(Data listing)
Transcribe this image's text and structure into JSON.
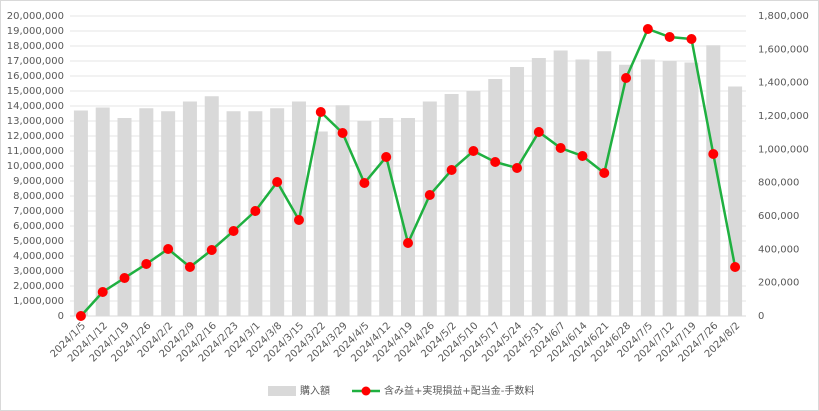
{
  "chart_data": {
    "type": "bar_line",
    "categories": [
      "2024/1/5",
      "2024/1/12",
      "2024/1/19",
      "2024/1/26",
      "2024/2/2",
      "2024/2/9",
      "2024/2/16",
      "2024/2/23",
      "2024/3/1",
      "2024/3/8",
      "2024/3/15",
      "2024/3/22",
      "2024/3/29",
      "2024/4/5",
      "2024/4/12",
      "2024/4/19",
      "2024/4/26",
      "2024/5/2",
      "2024/5/10",
      "2024/5/17",
      "2024/5/24",
      "2024/5/31",
      "2024/6/7",
      "2024/6/14",
      "2024/6/21",
      "2024/6/28",
      "2024/7/5",
      "2024/7/12",
      "2024/7/19",
      "2024/7/26",
      "2024/8/2"
    ],
    "series": [
      {
        "name": "購入額",
        "type": "bar",
        "color": "#d9d9d9",
        "values": [
          13700000,
          13900000,
          13200000,
          13850000,
          13650000,
          14300000,
          14650000,
          13650000,
          13650000,
          13850000,
          14300000,
          12300000,
          14050000,
          13000000,
          13200000,
          13200000,
          14300000,
          14800000,
          15000000,
          15800000,
          16600000,
          17200000,
          17700000,
          17100000,
          17650000,
          16750000,
          17100000,
          17000000,
          16900000,
          18050000,
          15300000
        ]
      },
      {
        "name": "含み益+実現損益+配当金-手数料",
        "type": "line",
        "axis": "y2",
        "color": "#1fb040",
        "marker_color": "#ff0000",
        "values": [
          0,
          144000,
          228000,
          312000,
          402000,
          294000,
          396000,
          510000,
          630000,
          804000,
          576000,
          1224000,
          1098000,
          798000,
          954000,
          438000,
          726000,
          876000,
          990000,
          924000,
          888000,
          1104000,
          1008000,
          960000,
          858000,
          1428000,
          1722000,
          1674000,
          1662000,
          972000,
          294000
        ]
      }
    ],
    "ylim": [
      0,
      20000000
    ],
    "yticks": [
      0,
      {
        "value": 1000000,
        "label": "1,000,000"
      },
      {
        "value": 2000000,
        "label": "2,000,000"
      },
      {
        "value": 3000000,
        "label": "3,000,000"
      },
      {
        "value": 4000000,
        "label": "4,000,000"
      },
      {
        "value": 5000000,
        "label": "5,000,000"
      },
      {
        "value": 6000000,
        "label": "6,000,000"
      },
      {
        "value": 7000000,
        "label": "7,000,000"
      },
      {
        "value": 8000000,
        "label": "8,000,000"
      },
      {
        "value": 9000000,
        "label": "9,000,000"
      },
      {
        "value": 10000000,
        "label": "10,000,000"
      },
      {
        "value": 11000000,
        "label": "11,000,000"
      },
      {
        "value": 12000000,
        "label": "12,000,000"
      },
      {
        "value": 13000000,
        "label": "13,000,000"
      },
      {
        "value": 14000000,
        "label": "14,000,000"
      },
      {
        "value": 15000000,
        "label": "15,000,000"
      },
      {
        "value": 16000000,
        "label": "16,000,000"
      },
      {
        "value": 17000000,
        "label": "17,000,000"
      },
      {
        "value": 18000000,
        "label": "18,000,000"
      },
      {
        "value": 19000000,
        "label": "19,000,000"
      },
      {
        "value": 20000000,
        "label": "20,000,000"
      }
    ],
    "y2lim": [
      0,
      1800000
    ],
    "y2ticks": [
      0,
      {
        "value": 200000,
        "label": "200,000"
      },
      {
        "value": 400000,
        "label": "400,000"
      },
      {
        "value": 600000,
        "label": "600,000"
      },
      {
        "value": 800000,
        "label": "800,000"
      },
      {
        "value": 1000000,
        "label": "1,000,000"
      },
      {
        "value": 1200000,
        "label": "1,200,000"
      },
      {
        "value": 1400000,
        "label": "1,400,000"
      },
      {
        "value": 1600000,
        "label": "1,600,000"
      },
      {
        "value": 1800000,
        "label": "1,800,000"
      }
    ],
    "grid": true,
    "legend": "bottom"
  }
}
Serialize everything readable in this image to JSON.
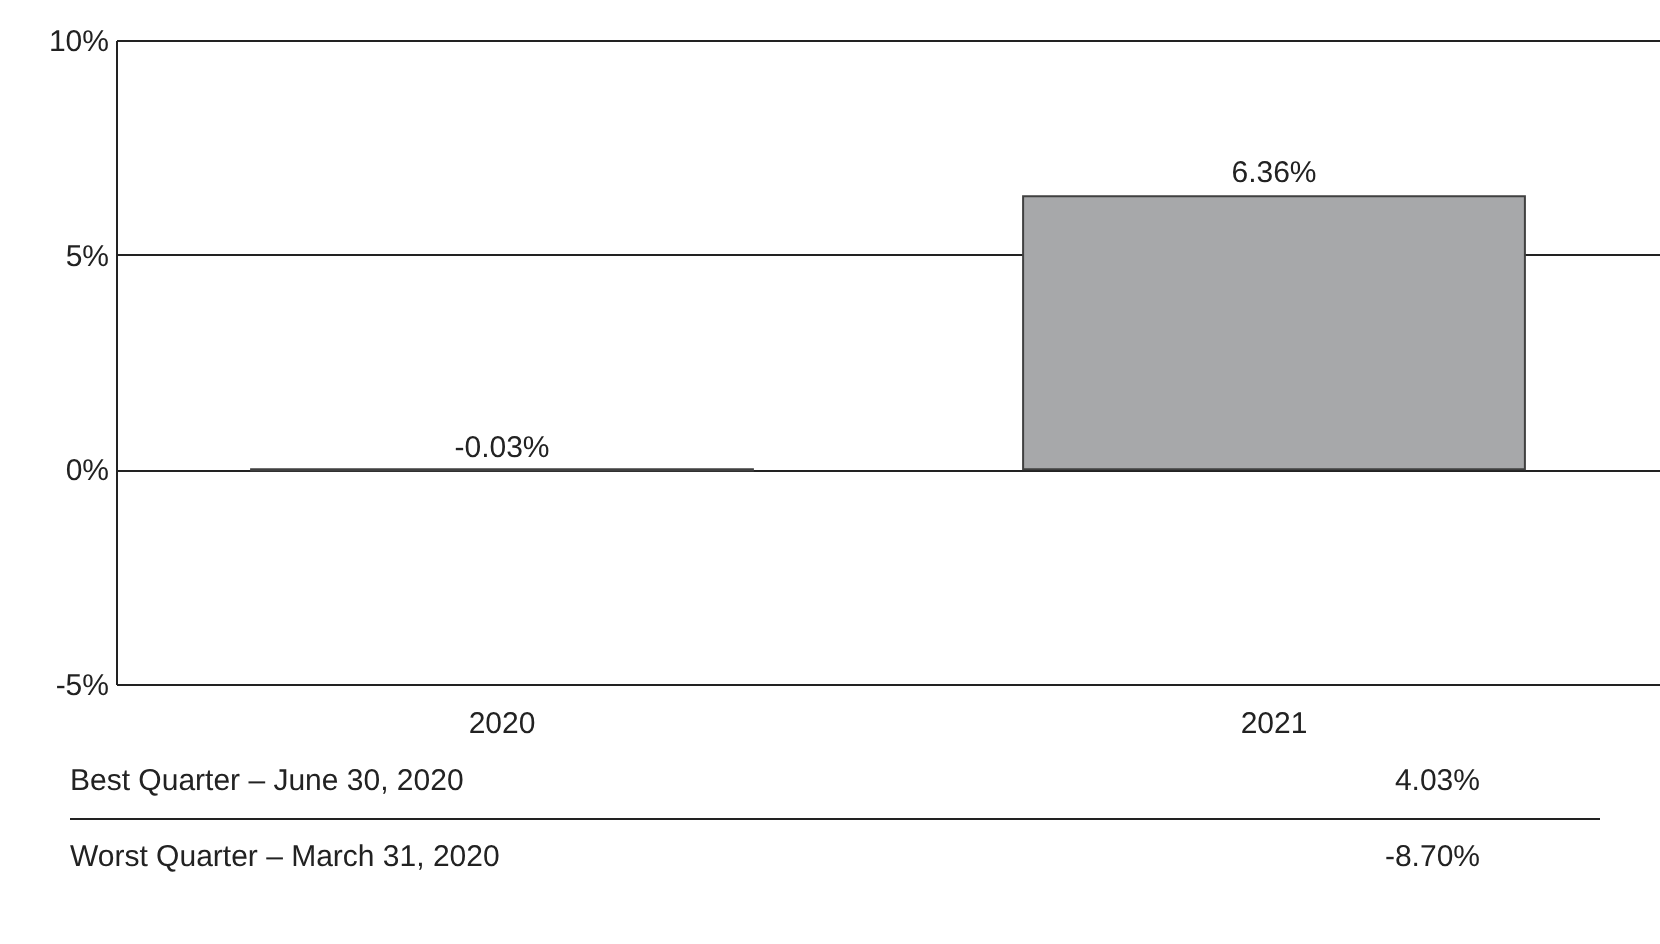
{
  "chart_data": {
    "type": "bar",
    "categories": [
      "2020",
      "2021"
    ],
    "values": [
      -0.03,
      6.36
    ],
    "value_labels": [
      "-0.03%",
      "6.36%"
    ],
    "color": "#a7a8aa",
    "ylim": [
      -5,
      10
    ],
    "yticks": [
      {
        "value": -5,
        "label": "-5%"
      },
      {
        "value": 0,
        "label": "0%"
      },
      {
        "value": 5,
        "label": "5%"
      },
      {
        "value": 10,
        "label": "10%"
      }
    ],
    "grid": "y",
    "annotations": [
      "Best Quarter – June 30, 2020",
      "4.03%",
      "Worst Quarter – March 31, 2020",
      "-8.70%"
    ]
  }
}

**Task description**
How many lines of these entries contain "JSON"? Answer with the number and nothing else.

**Exercise result**
2